> **WORK TO BE COMPLETED**:
Comb through the entries for "estéreo" and pull out each line that holds it.

[start DATA RECORDS]

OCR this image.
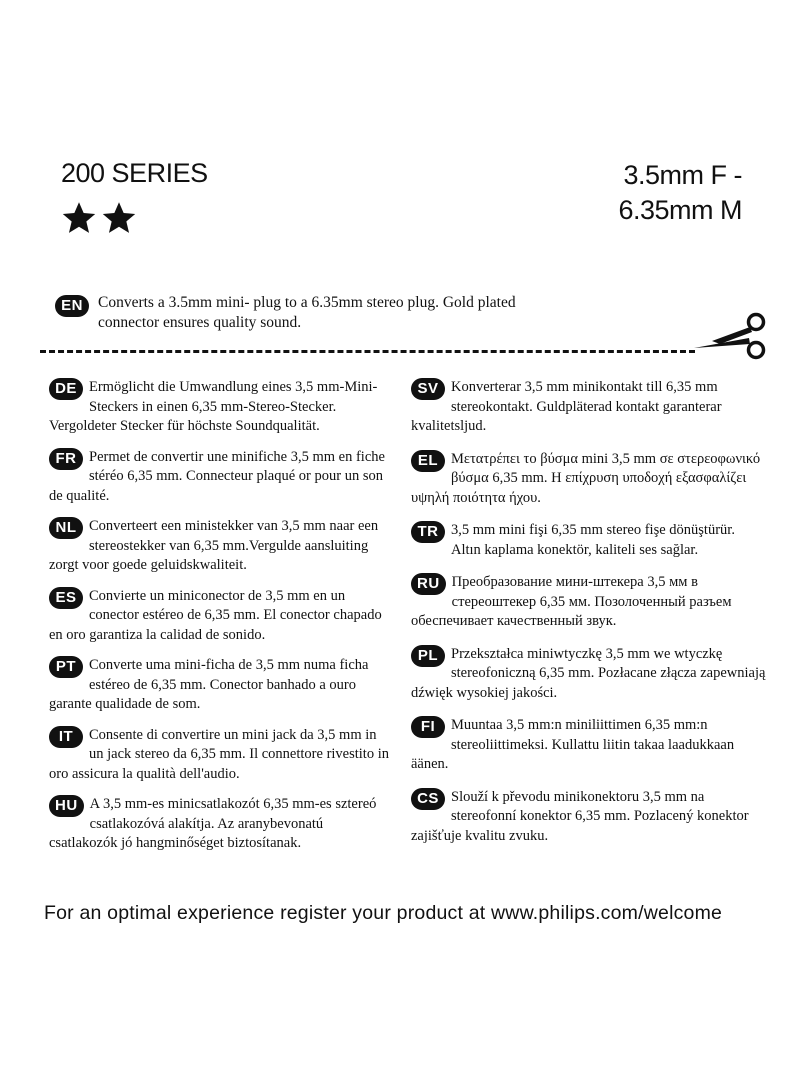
200 SERIES	3.5mm F -
6.35mm M
EN Converts a 3.5mm mini- plug to a 6.35mm stereo plug. Gold plated connector ensures quality sound.
DE Ermöglicht die Umwandlung eines 3,5 mm-Mini-Steckers in einen 6,35 mm-Stereo-Stecker. Vergoldeter Stecker für höchste Soundqualität.
FR Permet de convertir une minifiche 3,5 mm en fiche stéréo 6,35 mm. Connecteur plaqué or pour un son de qualité.
NL Converteert een ministekker van 3,5 mm naar een stereostekker van 6,35 mm.Vergulde aansluiting zorgt voor goede geluidskwaliteit.
ES Convierte un miniconector de 3,5 mm en un conector estéreo de 6,35 mm. El conector chapado en oro garantiza la calidad de sonido.
PT Converte uma mini-ficha de 3,5 mm numa ficha estéreo de 6,35 mm. Conector banhado a ouro garante qualidade de som.
IT	Consente di convertire un mini jack da 3,5 mm in un jack stereo da 6,35 mm. Il connettore rivestito in oro assicura la qualità dell'audio.
HU A 3,5 mm-es minicsatlakozót 6,35 mm-es sztereó csatlakozóvá alakítja. Az aranybevonatú csatlakozók jó hangminőséget biztosítanak.
SV Konverterar 3,5 mm minikontakt till 6,35 mm stereokontakt. Guldpläterad kontakt garanterar kvalitetsljud.
EL Μετατρέπει το βύσμα mini 3,5 mm σε στερεοφωνικό βύσμα 6,35 mm. Η επίχρυση υποδοχή εξασφαλίζει υψηλή ποιότητα ήχου.
TR 3,5 mm mini fişi 6,35 mm stereo fişe dönüştürür. Altın kaplama konektör, kaliteli ses sağlar.
RU Преобразование мини-штекера 3,5 мм в стереоштекер 6,35 мм. Позолоченный разъем обеспечивает качественный звук.
PL Przekształca miniwtyczkę 3,5 mm we wtyczkę stereofoniczną 6,35 mm. Pozłacane złącza zapewniają dźwięk wysokiej jakości.
FI	Muuntaa 3,5 mm:n miniliittimen 6,35 mm:n stereoliittimeksi. Kullattu liitin takaa laadukkaan äänen.
CS Slouží k převodu minikonektoru 3,5 mm na stereofonní konektor 6,35 mm. Pozlacený konektor zajišťuje kvalitu zvuku.
For an optimal experience register your product at www.philips.com/welcome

[end DATA RECORDS]

> **SOLUTION FOR THIS EXERCISE**:
ES Convierte un miniconector de 3,5 mm en un conector estéreo de 6,35 mm. El conector chapado en oro garantiza la calidad de sonido.
PT Converte uma mini-ficha de 3,5 mm numa ficha estéreo de 6,35 mm. Conector banhado a ouro garante qualidade de som.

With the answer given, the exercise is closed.